» **What to work on**
Each line containing the word "διάρκεια" must be collected.

BEGIN Provided records

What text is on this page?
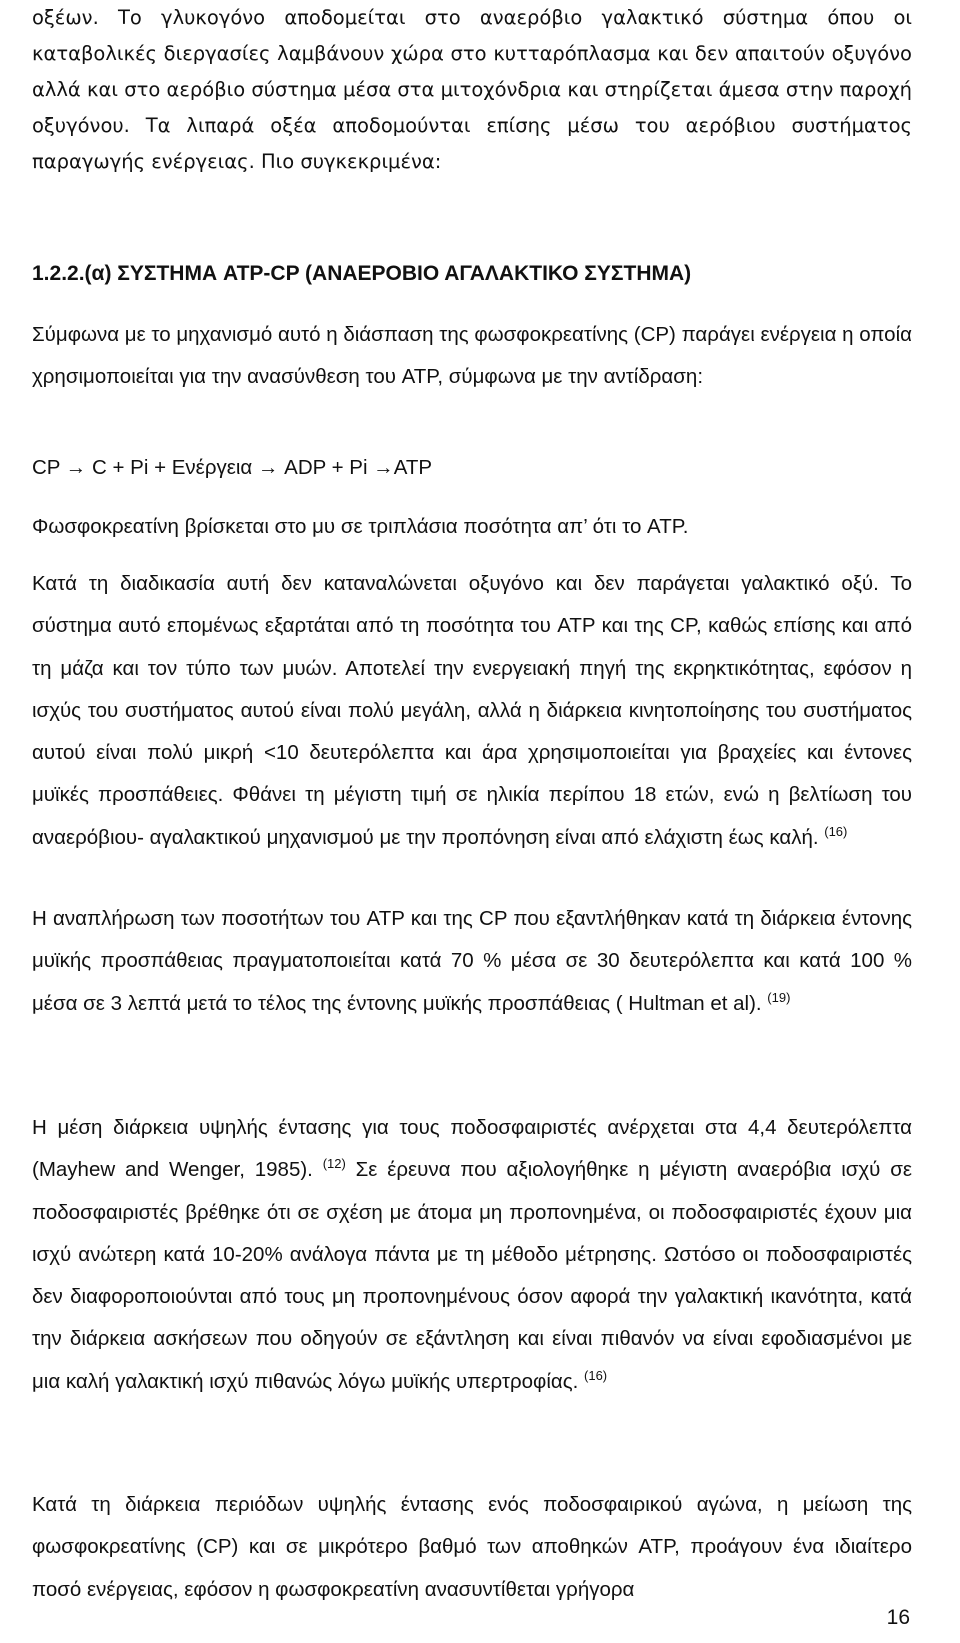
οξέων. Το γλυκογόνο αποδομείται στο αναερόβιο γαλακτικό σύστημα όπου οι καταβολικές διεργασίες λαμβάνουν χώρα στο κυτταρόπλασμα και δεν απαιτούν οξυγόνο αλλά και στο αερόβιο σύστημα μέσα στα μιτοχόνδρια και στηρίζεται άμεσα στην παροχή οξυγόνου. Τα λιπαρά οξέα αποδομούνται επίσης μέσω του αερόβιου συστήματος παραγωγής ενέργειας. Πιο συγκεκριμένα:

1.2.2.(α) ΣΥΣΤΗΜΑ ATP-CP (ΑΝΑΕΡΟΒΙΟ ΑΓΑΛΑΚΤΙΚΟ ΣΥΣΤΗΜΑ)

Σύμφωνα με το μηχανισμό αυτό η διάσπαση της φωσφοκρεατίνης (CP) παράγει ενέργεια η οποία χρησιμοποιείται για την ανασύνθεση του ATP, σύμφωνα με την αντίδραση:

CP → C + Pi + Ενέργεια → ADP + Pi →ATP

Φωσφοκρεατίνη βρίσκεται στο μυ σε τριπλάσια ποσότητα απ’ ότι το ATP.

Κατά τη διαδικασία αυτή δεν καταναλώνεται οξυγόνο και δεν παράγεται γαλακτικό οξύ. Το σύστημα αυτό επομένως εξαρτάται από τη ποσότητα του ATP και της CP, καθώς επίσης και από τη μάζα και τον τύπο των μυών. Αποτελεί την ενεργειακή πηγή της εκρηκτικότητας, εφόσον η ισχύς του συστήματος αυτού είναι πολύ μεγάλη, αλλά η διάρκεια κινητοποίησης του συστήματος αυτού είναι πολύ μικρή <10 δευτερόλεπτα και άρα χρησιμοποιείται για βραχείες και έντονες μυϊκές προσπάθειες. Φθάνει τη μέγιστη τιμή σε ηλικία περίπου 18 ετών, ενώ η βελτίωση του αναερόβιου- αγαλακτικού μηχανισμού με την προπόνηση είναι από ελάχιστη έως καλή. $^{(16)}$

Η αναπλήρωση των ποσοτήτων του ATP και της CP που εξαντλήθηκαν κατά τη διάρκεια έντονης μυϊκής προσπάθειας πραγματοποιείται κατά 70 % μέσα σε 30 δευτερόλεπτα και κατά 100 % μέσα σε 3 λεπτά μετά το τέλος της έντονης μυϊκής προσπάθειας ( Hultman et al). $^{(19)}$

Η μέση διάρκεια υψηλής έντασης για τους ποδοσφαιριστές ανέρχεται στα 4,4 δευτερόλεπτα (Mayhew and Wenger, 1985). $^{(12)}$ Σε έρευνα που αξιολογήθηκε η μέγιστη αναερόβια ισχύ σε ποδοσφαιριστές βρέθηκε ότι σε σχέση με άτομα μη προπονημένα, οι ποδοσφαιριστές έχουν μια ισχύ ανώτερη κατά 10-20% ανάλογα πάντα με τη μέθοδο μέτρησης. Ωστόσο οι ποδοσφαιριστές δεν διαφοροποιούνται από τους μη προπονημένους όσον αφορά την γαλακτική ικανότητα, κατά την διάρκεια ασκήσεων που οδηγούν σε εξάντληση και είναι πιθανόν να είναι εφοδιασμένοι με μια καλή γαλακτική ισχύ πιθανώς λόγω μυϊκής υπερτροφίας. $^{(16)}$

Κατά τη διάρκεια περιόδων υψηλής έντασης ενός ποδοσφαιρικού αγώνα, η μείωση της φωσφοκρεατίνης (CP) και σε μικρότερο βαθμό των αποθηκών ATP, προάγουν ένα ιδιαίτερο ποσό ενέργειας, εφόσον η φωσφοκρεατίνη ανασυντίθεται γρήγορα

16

END Provided records
BEGIN Provided records

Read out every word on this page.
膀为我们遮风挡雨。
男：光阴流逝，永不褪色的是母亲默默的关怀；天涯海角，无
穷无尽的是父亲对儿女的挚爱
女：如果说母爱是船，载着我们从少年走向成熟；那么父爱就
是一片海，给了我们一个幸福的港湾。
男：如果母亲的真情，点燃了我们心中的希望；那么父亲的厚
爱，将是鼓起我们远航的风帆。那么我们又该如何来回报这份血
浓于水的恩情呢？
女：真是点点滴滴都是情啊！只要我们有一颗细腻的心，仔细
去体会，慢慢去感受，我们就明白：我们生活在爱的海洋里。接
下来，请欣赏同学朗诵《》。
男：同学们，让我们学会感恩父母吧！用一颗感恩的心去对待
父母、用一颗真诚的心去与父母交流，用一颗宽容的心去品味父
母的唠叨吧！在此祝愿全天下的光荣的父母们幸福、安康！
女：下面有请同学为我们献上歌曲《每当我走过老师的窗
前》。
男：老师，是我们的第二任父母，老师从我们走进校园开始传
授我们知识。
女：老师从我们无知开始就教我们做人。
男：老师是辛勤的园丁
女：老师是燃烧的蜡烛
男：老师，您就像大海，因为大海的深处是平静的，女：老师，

END Provided records

» **Solution**
Κατά τη διαδικασία αυτή δεν καταναλώνεται οξυγόνο και δεν παράγεται γαλακτικό οξύ. Το σύστημα αυτό επομένως εξαρτάται από τη ποσότητα του ATP και της CP, καθώς επίσης και από τη μάζα και τον τύπο των μυών. Αποτελεί την ενεργειακή πηγή της εκρηκτικότητας, εφόσον η ισχύς του συστήματος αυτού είναι πολύ μεγάλη, αλλά η διάρκεια κινητοποίησης του συστήματος αυτού είναι πολύ μικρή <10 δευτερόλεπτα και άρα χρησιμοποιείται για βραχείες και έντονες μυϊκές προσπάθειες. Φθάνει τη μέγιστη τιμή σε ηλικία περίπου 18 ετών, ενώ η βελτίωση του αναερόβιου- αγαλακτικού μηχανισμού με την προπόνηση είναι από ελάχιστη έως καλή. $^{(16)}$
Η αναπλήρωση των ποσοτήτων του ATP και της CP που εξαντλήθηκαν κατά τη διάρκεια έντονης μυϊκής προσπάθειας πραγματοποιείται κατά 70 % μέσα σε 30 δευτερόλεπτα και κατά 100 % μέσα σε 3 λεπτά μετά το τέλος της έντονης μυϊκής προσπάθειας ( Hultman et al). $^{(19)}$
Η μέση διάρκεια υψηλής έντασης για τους ποδοσφαιριστές ανέρχεται στα 4,4 δευτερόλεπτα (Mayhew and Wenger, 1985). $^{(12)}$ Σε έρευνα που αξιολογήθηκε η μέγιστη αναερόβια ισχύ σε ποδοσφαιριστές βρέθηκε ότι σε σχέση με άτομα μη προπονημένα, οι ποδοσφαιριστές έχουν μια ισχύ ανώτερη κατά 10-20% ανάλογα πάντα με τη μέθοδο μέτρησης. Ωστόσο οι ποδοσφαιριστές δεν διαφοροποιούνται από τους μη προπονημένους όσον αφορά την γαλακτική ικανότητα, κατά την διάρκεια ασκήσεων που οδηγούν σε εξάντληση και είναι πιθανόν να είναι εφοδιασμένοι με μια καλή γαλακτική ισχύ πιθανώς λόγω μυϊκής υπερτροφίας. $^{(16)}$
Κατά τη διάρκεια περιόδων υψηλής έντασης ενός ποδοσφαιρικού αγώνα, η μείωση της φωσφοκρεατίνης (CP) και σε μικρότερο βαθμό των αποθηκών ATP, προάγουν ένα ιδιαίτερο ποσό ενέργειας, εφόσον η φωσφοκρεατίνη ανασυντίθεται γρήγορα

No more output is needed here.